» What the task requires
Identify the lines in the data below that contain "JSON" and give only how many there are.

» Records to process

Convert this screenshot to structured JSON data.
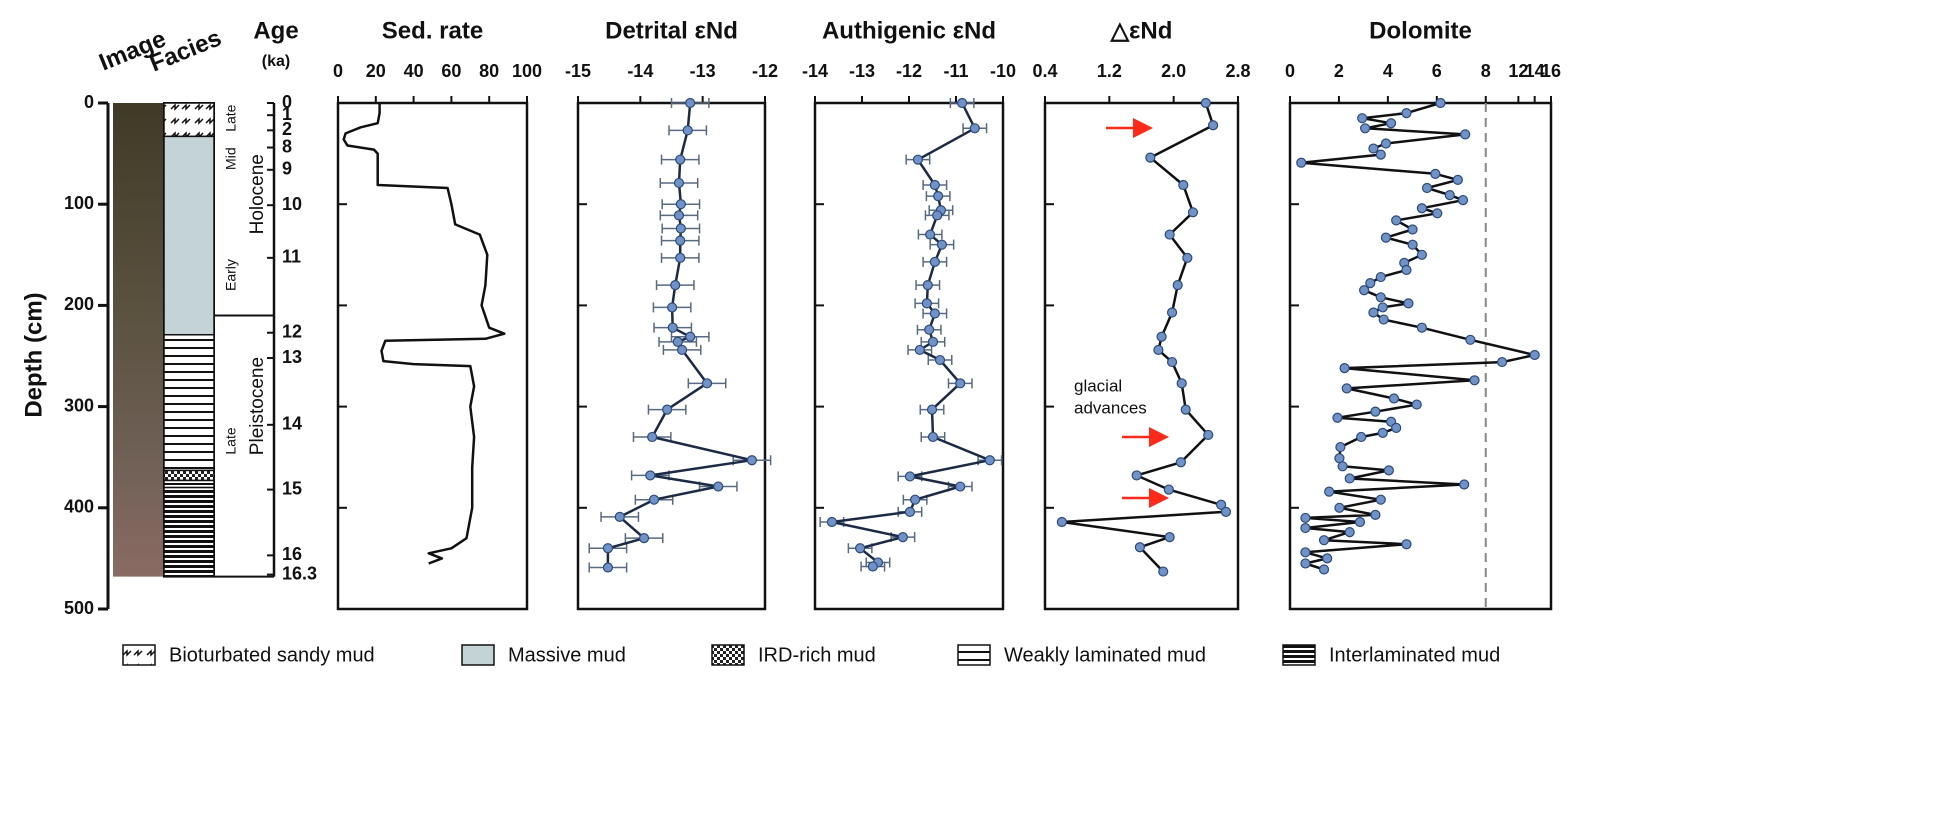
{
  "depth_axis": {
    "label": "Depth (cm)",
    "ylim": [
      0,
      500
    ],
    "yticks": [
      0,
      100,
      200,
      300,
      400,
      500
    ]
  },
  "core": {
    "label": "Image",
    "depth_range": [
      0,
      468
    ]
  },
  "facies": {
    "label": "Facies",
    "depth_range": [
      0,
      468
    ],
    "legend": [
      {
        "label": "Bioturbated sandy mud",
        "intervals": [
          [
            0,
            33
          ]
        ]
      },
      {
        "label": "Massive mud",
        "intervals": [
          [
            33,
            229
          ]
        ]
      },
      {
        "label": "IRD-rich mud",
        "intervals": [
          [
            363,
            373
          ]
        ]
      },
      {
        "label": "Weakly laminated mud",
        "intervals": [
          [
            229,
            363
          ],
          [
            373,
            380
          ]
        ]
      },
      {
        "label": "Interlaminated mud",
        "intervals": [
          [
            380,
            468
          ]
        ]
      }
    ]
  },
  "age": {
    "label": "Age",
    "unit": "(ka)",
    "ticks": [
      {
        "value": 0,
        "label": "0"
      },
      {
        "value": 12,
        "label": "1"
      },
      {
        "value": 27,
        "label": "2"
      },
      {
        "value": 44,
        "label": "8"
      },
      {
        "value": 66,
        "label": "9"
      },
      {
        "value": 101,
        "label": "10"
      },
      {
        "value": 153,
        "label": "11"
      },
      {
        "value": 227,
        "label": "12"
      },
      {
        "value": 252,
        "label": "13"
      },
      {
        "value": 318,
        "label": "14"
      },
      {
        "value": 382,
        "label": "15"
      },
      {
        "value": 447,
        "label": "16"
      },
      {
        "value": 466,
        "label": "16.3"
      }
    ],
    "periods": [
      {
        "label": "Holocene",
        "range": [
          0,
          210
        ],
        "sub": [
          {
            "label": "Late",
            "range": [
              0,
              30
            ]
          },
          {
            "label": "Mid",
            "range": [
              30,
              80
            ]
          },
          {
            "label": "Early",
            "range": [
              140,
              200
            ]
          }
        ]
      },
      {
        "label": "Pleistocene",
        "range": [
          210,
          468
        ],
        "sub": [
          {
            "label": "Late",
            "range": [
              300,
              368
            ]
          }
        ]
      }
    ]
  },
  "chart_data": [
    {
      "type": "line",
      "title": "Sed. rate",
      "xlim": [
        0,
        100
      ],
      "xticks": [
        0,
        20,
        40,
        60,
        80,
        100
      ],
      "color": "#111111",
      "depth": [
        0,
        10,
        20,
        24,
        30,
        36,
        42,
        46,
        50,
        70,
        81,
        84,
        100,
        120,
        130,
        150,
        180,
        200,
        222,
        228,
        233,
        235,
        245,
        255,
        258,
        260,
        280,
        300,
        330,
        360,
        400,
        430,
        440,
        445,
        450,
        455
      ],
      "values": [
        22,
        22,
        21,
        12,
        4,
        3,
        5,
        19,
        21,
        21,
        21,
        58,
        60,
        62,
        75,
        79,
        78,
        76,
        80,
        88,
        78,
        25,
        23,
        24,
        40,
        70,
        72,
        70,
        72,
        71,
        71,
        68,
        60,
        48,
        55,
        48
      ]
    },
    {
      "type": "line",
      "title": "Detrital εNd",
      "xlim": [
        -15,
        -12
      ],
      "xticks": [
        -15,
        -14,
        -13,
        -12
      ],
      "color": "#1c2a44",
      "marker_color": "#6f93c9",
      "depth": [
        0,
        27,
        56,
        79,
        100,
        111,
        124,
        136,
        153,
        180,
        202,
        222,
        231,
        236,
        244,
        277,
        303,
        330,
        353,
        368,
        379,
        392,
        409,
        430,
        440,
        459
      ],
      "values": [
        -13.2,
        -13.24,
        -13.36,
        -13.38,
        -13.35,
        -13.38,
        -13.35,
        -13.36,
        -13.36,
        -13.44,
        -13.49,
        -13.48,
        -13.2,
        -13.4,
        -13.33,
        -12.93,
        -13.57,
        -13.81,
        -12.21,
        -13.84,
        -12.75,
        -13.78,
        -14.33,
        -13.94,
        -14.52,
        -14.52
      ],
      "errors": [
        0.3,
        0.3,
        0.3,
        0.3,
        0.3,
        0.3,
        0.3,
        0.3,
        0.3,
        0.3,
        0.3,
        0.3,
        0.3,
        0.3,
        0.3,
        0.3,
        0.3,
        0.3,
        0.3,
        0.3,
        0.3,
        0.3,
        0.3,
        0.3,
        0.3,
        0.3
      ]
    },
    {
      "type": "line",
      "title": "Authigenic εNd",
      "xlim": [
        -14,
        -10
      ],
      "xticks": [
        -14,
        -13,
        -12,
        -11,
        -10
      ],
      "color": "#1c2a44",
      "marker_color": "#6f93c9",
      "depth": [
        0,
        25,
        56,
        81,
        92,
        106,
        111,
        130,
        140,
        157,
        180,
        198,
        208,
        224,
        236,
        244,
        254,
        277,
        303,
        330,
        353,
        369,
        379,
        392,
        404,
        414,
        429,
        440,
        454,
        458
      ],
      "values": [
        -10.87,
        -10.6,
        -11.81,
        -11.45,
        -11.38,
        -11.32,
        -11.4,
        -11.55,
        -11.3,
        -11.45,
        -11.6,
        -11.62,
        -11.45,
        -11.57,
        -11.49,
        -11.77,
        -11.34,
        -10.91,
        -11.51,
        -11.49,
        -10.28,
        -11.98,
        -10.91,
        -11.87,
        -11.98,
        -13.64,
        -12.13,
        -13.04,
        -12.66,
        -12.77
      ],
      "errors": [
        0.25,
        0.25,
        0.25,
        0.25,
        0.25,
        0.25,
        0.25,
        0.25,
        0.25,
        0.25,
        0.25,
        0.25,
        0.25,
        0.25,
        0.25,
        0.25,
        0.25,
        0.25,
        0.25,
        0.25,
        0.25,
        0.25,
        0.25,
        0.25,
        0.25,
        0.25,
        0.25,
        0.25,
        0.25,
        0.25
      ]
    },
    {
      "type": "line",
      "title": "△εNd",
      "xlim": [
        0.4,
        2.8
      ],
      "xticks": [
        0.4,
        1.2,
        {
          "value": 2,
          "label": "2.0"
        },
        2.8
      ],
      "color": "#111111",
      "marker_color": "#6f93c9",
      "depth": [
        0,
        22,
        54,
        81,
        108,
        130,
        153,
        180,
        207,
        231,
        244,
        256,
        277,
        303,
        328,
        355,
        368,
        382,
        397,
        404,
        414,
        429,
        439,
        463
      ],
      "values": [
        2.4,
        2.49,
        1.71,
        2.12,
        2.24,
        1.95,
        2.17,
        2.05,
        1.98,
        1.85,
        1.81,
        1.98,
        2.1,
        2.15,
        2.43,
        2.09,
        1.54,
        1.94,
        2.59,
        2.65,
        0.61,
        1.95,
        1.58,
        1.87
      ],
      "annotation": {
        "lines": [
          "glacial",
          "advances"
        ],
        "color": "#ff2a1a"
      }
    },
    {
      "type": "line",
      "title": "Dolomite",
      "xlim": [
        0,
        16
      ],
      "xticks": [
        0,
        2,
        4,
        6,
        8,
        12,
        14,
        16
      ],
      "x_break": 8,
      "reference_line": 8,
      "color": "#111111",
      "marker_color": "#6f93c9",
      "depth": [
        0,
        10,
        15,
        20,
        25,
        31,
        40,
        45,
        51,
        59,
        70,
        76,
        84,
        91,
        96,
        104,
        109,
        116,
        125,
        133,
        140,
        150,
        158,
        165,
        172,
        178,
        185,
        192,
        198,
        202,
        207,
        214,
        222,
        234,
        249,
        256,
        262,
        274,
        282,
        292,
        298,
        305,
        311,
        315,
        321,
        326,
        330,
        340,
        351,
        359,
        363,
        371,
        377,
        384,
        392,
        400,
        407,
        410,
        414,
        420,
        424,
        432,
        436,
        444,
        450,
        455,
        461
      ],
      "values": [
        6.15,
        4.76,
        2.95,
        4.13,
        3.07,
        7.16,
        3.92,
        3.41,
        3.71,
        0.46,
        5.94,
        6.86,
        5.6,
        6.53,
        7.07,
        5.39,
        6.02,
        4.34,
        5.01,
        3.92,
        5.01,
        5.39,
        4.67,
        4.76,
        3.71,
        3.28,
        3.03,
        3.71,
        4.84,
        3.79,
        3.41,
        3.83,
        5.39,
        7.37,
        14,
        10,
        2.23,
        7.54,
        2.32,
        4.25,
        5.18,
        3.49,
        1.94,
        4.13,
        4.34,
        3.79,
        2.91,
        2.06,
        2.02,
        2.15,
        4.04,
        2.44,
        7.12,
        1.6,
        3.71,
        2.02,
        3.49,
        0.63,
        2.86,
        0.63,
        2.44,
        1.39,
        4.76,
        0.63,
        1.52,
        0.63,
        1.39
      ]
    }
  ]
}
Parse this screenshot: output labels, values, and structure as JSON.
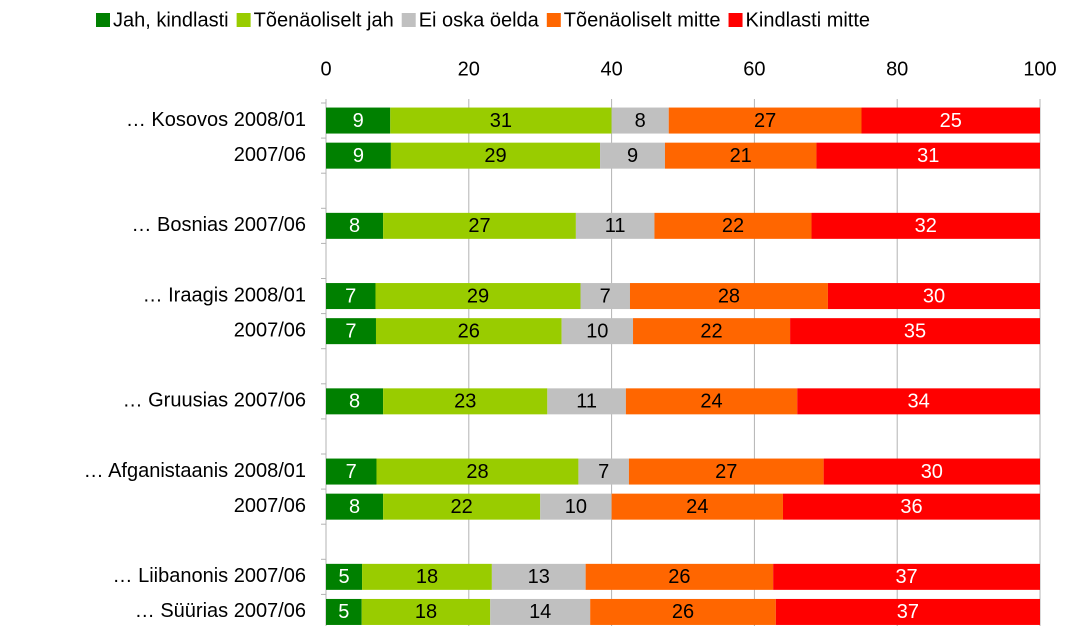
{
  "chart_data": {
    "type": "bar",
    "orientation": "horizontal",
    "stack": "percent",
    "categories": [
      "… Kosovos 2008/01",
      "2007/06",
      null,
      "… Bosnias 2007/06",
      null,
      "… Iraagis 2008/01",
      "2007/06",
      null,
      "… Gruusias 2007/06",
      null,
      "… Afganistaanis 2008/01",
      "2007/06",
      null,
      "… Liibanonis 2007/06",
      "… Süürias 2007/06"
    ],
    "series": [
      {
        "name": "Jah, kindlasti",
        "color": "#008000",
        "label_color": "#ffffff",
        "values": [
          9,
          9,
          null,
          8,
          null,
          7,
          7,
          null,
          8,
          null,
          7,
          8,
          null,
          5,
          5
        ]
      },
      {
        "name": "Tõenäoliselt jah",
        "color": "#99cc00",
        "label_color": "#000000",
        "values": [
          31,
          29,
          null,
          27,
          null,
          29,
          26,
          null,
          23,
          null,
          28,
          22,
          null,
          18,
          18
        ]
      },
      {
        "name": "Ei oska öelda",
        "color": "#c0c0c0",
        "label_color": "#000000",
        "values": [
          8,
          9,
          null,
          11,
          null,
          7,
          10,
          null,
          11,
          null,
          7,
          10,
          null,
          13,
          14
        ]
      },
      {
        "name": "Tõenäoliselt mitte",
        "color": "#ff6600",
        "label_color": "#000000",
        "values": [
          27,
          21,
          null,
          22,
          null,
          28,
          22,
          null,
          24,
          null,
          27,
          24,
          null,
          26,
          26
        ]
      },
      {
        "name": "Kindlasti mitte",
        "color": "#ff0000",
        "label_color": "#ffffff",
        "values": [
          25,
          31,
          null,
          32,
          null,
          30,
          35,
          null,
          34,
          null,
          30,
          36,
          null,
          37,
          37
        ]
      }
    ],
    "xlim": [
      0,
      100
    ],
    "xticks": [
      0,
      20,
      40,
      60,
      80,
      100
    ],
    "grid": true,
    "legend": "top"
  }
}
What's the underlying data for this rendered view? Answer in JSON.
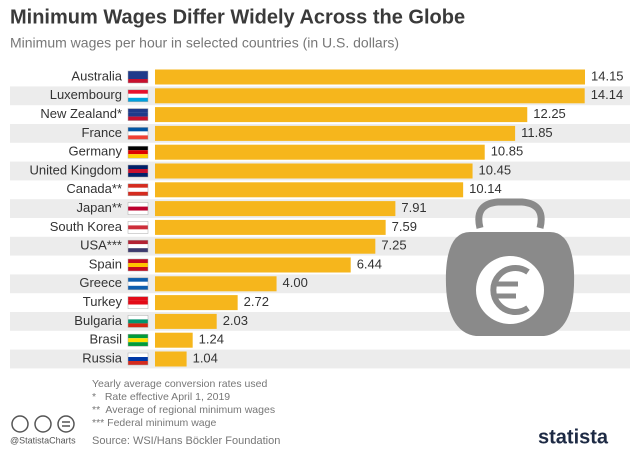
{
  "chart_data": {
    "type": "bar",
    "orientation": "horizontal",
    "title": "Minimum Wages Differ Widely Across the Globe",
    "subtitle": "Minimum wages per hour in selected countries (in U.S. dollars)",
    "categories": [
      "Australia",
      "Luxembourg",
      "New Zealand*",
      "France",
      "Germany",
      "United Kingdom",
      "Canada**",
      "Japan**",
      "South Korea",
      "USA***",
      "Spain",
      "Greece",
      "Turkey",
      "Bulgaria",
      "Brasil",
      "Russia"
    ],
    "values": [
      14.15,
      14.14,
      12.25,
      11.85,
      10.85,
      10.45,
      10.14,
      7.91,
      7.59,
      7.25,
      6.44,
      4.0,
      2.72,
      2.03,
      1.24,
      1.04
    ],
    "value_labels": [
      "14.15",
      "14.14",
      "12.25",
      "11.85",
      "10.85",
      "10.45",
      "10.14",
      "7.91",
      "7.59",
      "7.25",
      "6.44",
      "4.00",
      "2.72",
      "2.03",
      "1.24",
      "1.04"
    ],
    "color": "#f6b61c",
    "notes": [
      "Yearly average conversion rates used",
      "*   Rate effective April 1, 2019",
      "**  Average of regional minimum wages",
      "*** Federal minimum wage"
    ],
    "source": "Source: WSI/Hans Böckler Foundation",
    "handle": "@StatistaCharts",
    "brand": "statista"
  }
}
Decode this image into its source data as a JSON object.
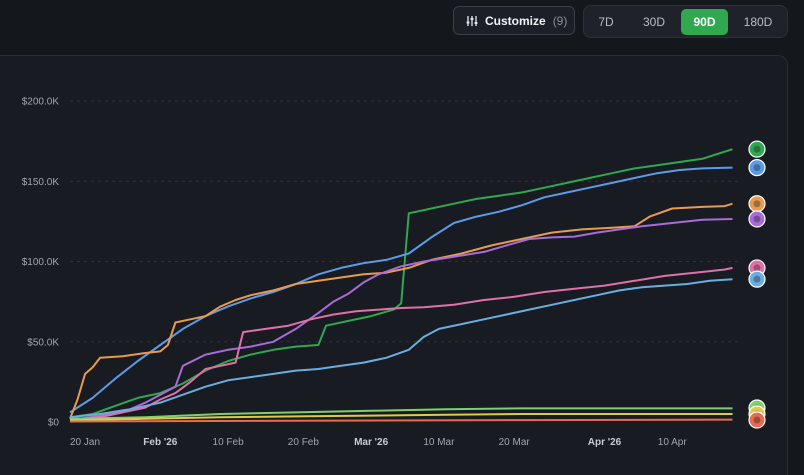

» Correct result
4